▶ _TAREFA 1_: Resuma em duas frases o texto sobre o encontro entre torcedores da Copa e crianças internadas em Curitiba.
▶ _TAREFA 2_: Por favor, retome o texto sobre o encontro entre torcedores e crianças do hospital a partir do ponto em que ele termina.

▶ _TRECHO DO TEXTO_:
═══
Torcedores deixando o último jogo da Copa em Curitiba, dia 26, entre Argélia e Rússia, e as crianças internadas no Hospital Pequeno Príncipe tiveram um encontro de emocionar quem estava por perto.

"Eeeeei!", gritavam as crianças pelas janelas do hospital. "Ooooi!", respondiam os torcedores fantasiados de Copa. E acrescentavam: "Força! Fiquem bem! Vai dar tudo certo! É isso aí! Fica com Deus! Tamos torcendo por vocês". "Tchaaaaau!"

Esse diálogo repetiu-se uma, duas, tantas e tantas vezes. Algumas crianças, caminhando pela rua, perguntavam aos pais: "Por que eles estão aí?" Eles explicavam: "São crianças que estão doentes e precisam ficar no hospital para sarar". Outros se adiantavam, dizendo: "Olha, filho, essas crianças estão no hospital! Vamos dar uma força pra elas", e gritavam mais alto: "Ooooiiiii! Tchaaau!"
═══
▶ _MATERIAL_:
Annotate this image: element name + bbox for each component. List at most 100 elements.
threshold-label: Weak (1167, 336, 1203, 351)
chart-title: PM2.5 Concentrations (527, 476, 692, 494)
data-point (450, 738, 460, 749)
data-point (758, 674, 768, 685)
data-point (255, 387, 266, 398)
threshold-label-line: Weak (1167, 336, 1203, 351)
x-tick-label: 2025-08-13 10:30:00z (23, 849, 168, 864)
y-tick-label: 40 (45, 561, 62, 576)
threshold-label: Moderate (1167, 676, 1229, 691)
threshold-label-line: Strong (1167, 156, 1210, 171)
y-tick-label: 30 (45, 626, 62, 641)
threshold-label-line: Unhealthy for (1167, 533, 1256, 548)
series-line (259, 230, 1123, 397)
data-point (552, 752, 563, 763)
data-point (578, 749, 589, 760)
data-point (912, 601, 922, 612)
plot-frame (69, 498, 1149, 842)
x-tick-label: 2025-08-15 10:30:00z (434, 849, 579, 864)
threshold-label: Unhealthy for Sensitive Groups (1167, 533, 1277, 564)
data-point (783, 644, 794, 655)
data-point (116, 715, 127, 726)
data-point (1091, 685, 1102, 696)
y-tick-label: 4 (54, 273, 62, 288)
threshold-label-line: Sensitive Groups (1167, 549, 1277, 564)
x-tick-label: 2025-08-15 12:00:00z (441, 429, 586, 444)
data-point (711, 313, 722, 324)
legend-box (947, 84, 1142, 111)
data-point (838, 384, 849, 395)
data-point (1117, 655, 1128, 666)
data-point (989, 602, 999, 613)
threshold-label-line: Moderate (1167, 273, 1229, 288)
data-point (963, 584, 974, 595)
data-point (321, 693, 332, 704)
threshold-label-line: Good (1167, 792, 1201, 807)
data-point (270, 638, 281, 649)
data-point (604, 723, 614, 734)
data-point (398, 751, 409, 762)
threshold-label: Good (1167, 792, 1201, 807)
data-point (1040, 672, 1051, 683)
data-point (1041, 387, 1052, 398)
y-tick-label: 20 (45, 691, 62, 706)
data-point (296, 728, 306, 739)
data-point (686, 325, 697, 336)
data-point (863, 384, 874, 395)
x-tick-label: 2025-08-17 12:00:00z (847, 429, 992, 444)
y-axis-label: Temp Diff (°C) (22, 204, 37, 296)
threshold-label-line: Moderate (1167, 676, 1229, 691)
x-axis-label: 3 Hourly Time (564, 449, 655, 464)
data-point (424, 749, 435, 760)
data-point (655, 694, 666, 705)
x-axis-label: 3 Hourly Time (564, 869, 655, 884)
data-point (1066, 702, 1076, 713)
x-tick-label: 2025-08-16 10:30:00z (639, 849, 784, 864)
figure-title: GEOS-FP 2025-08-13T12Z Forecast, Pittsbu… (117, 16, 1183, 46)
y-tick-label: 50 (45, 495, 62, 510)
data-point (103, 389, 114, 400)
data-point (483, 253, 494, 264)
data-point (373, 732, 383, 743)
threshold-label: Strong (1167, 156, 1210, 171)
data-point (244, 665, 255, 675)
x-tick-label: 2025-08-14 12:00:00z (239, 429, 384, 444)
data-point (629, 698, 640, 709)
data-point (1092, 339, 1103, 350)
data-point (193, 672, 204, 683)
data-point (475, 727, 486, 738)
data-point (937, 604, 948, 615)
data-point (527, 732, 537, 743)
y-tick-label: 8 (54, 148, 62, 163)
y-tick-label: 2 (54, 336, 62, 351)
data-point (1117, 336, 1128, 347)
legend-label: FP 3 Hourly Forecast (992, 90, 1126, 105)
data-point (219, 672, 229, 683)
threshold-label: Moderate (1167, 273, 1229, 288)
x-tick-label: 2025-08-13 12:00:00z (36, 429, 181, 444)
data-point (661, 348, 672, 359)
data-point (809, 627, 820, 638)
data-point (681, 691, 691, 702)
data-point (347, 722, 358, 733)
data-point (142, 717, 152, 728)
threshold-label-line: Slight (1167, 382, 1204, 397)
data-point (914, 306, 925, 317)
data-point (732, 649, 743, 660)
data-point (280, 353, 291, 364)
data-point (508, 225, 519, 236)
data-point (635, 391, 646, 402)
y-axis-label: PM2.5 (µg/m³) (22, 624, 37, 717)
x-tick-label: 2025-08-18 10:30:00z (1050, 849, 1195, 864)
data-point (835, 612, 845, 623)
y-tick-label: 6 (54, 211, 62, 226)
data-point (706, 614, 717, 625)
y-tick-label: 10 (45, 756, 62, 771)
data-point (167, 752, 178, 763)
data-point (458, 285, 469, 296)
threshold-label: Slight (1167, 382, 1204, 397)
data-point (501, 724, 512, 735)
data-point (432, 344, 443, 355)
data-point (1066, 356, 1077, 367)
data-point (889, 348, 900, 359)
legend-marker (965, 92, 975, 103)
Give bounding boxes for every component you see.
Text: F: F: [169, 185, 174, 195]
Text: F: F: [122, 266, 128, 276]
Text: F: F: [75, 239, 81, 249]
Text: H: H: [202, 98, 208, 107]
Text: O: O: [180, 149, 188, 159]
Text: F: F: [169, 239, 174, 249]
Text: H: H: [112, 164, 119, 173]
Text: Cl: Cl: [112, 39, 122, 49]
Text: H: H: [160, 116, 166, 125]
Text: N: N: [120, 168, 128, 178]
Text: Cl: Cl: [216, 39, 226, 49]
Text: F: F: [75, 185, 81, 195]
═══
▶ _RESULTADO DA TAREFA 1_: No dia 26, torcedores que saíam do último jogo da Copa em Curitiba, entre Argélia e Rússia, tiveram um encontro emocionante com as crianças internadas no Hospital Pequeno Príncipe, que gritavam das janelas e recebiam palavras de força em resposta. O diálogo se repetiu muitas vezes, e pais que passavam pela rua explicavam aos filhos que eram crianças doentes, enquanto outros os convidavam a dar uma força a elas e gritavam mais alto.

▶ _RESULTADO DA TAREFA 2_:
Havia, por parte dos torcedores, um certo susto. Eles vinham contaminados com a energia da ola no campo, da disputa do jogo, da euforia das torcidas, e ao se depararem com o hospital ouviam as crianças chamando sua atenção: "Ei, você aí!" A reação tinha um misto de espanto, constrangimento, admiração, compaixão. Imagino que pela cabeça dos vibrantes torcedores corria uma pergunta: "Como posso ter essa alegria enquanto esses pequenos enfrentam seus sofrimentos? E logo as crianças?" Ou, talvez: "Eita, que essa vida apronta cada situação!"

Enquanto das janelas surgiam gritinhos dos meninos e meninas, havia certa alegria, talvez uma cumplicidade. Mais ou menos assim "também estou nesta festa": "Eeeeiii" e "tchaaauuu".

Um garoto do quarto andar não parou de acenar enquanto passava gente na rua. "Onde tem barulho e bagunça, eu estou." Assim deve funcionar a cabeça das crianças. Espero que tenham ouvido as palavras de conforto dos torcedores – e de respeito com a sua dor.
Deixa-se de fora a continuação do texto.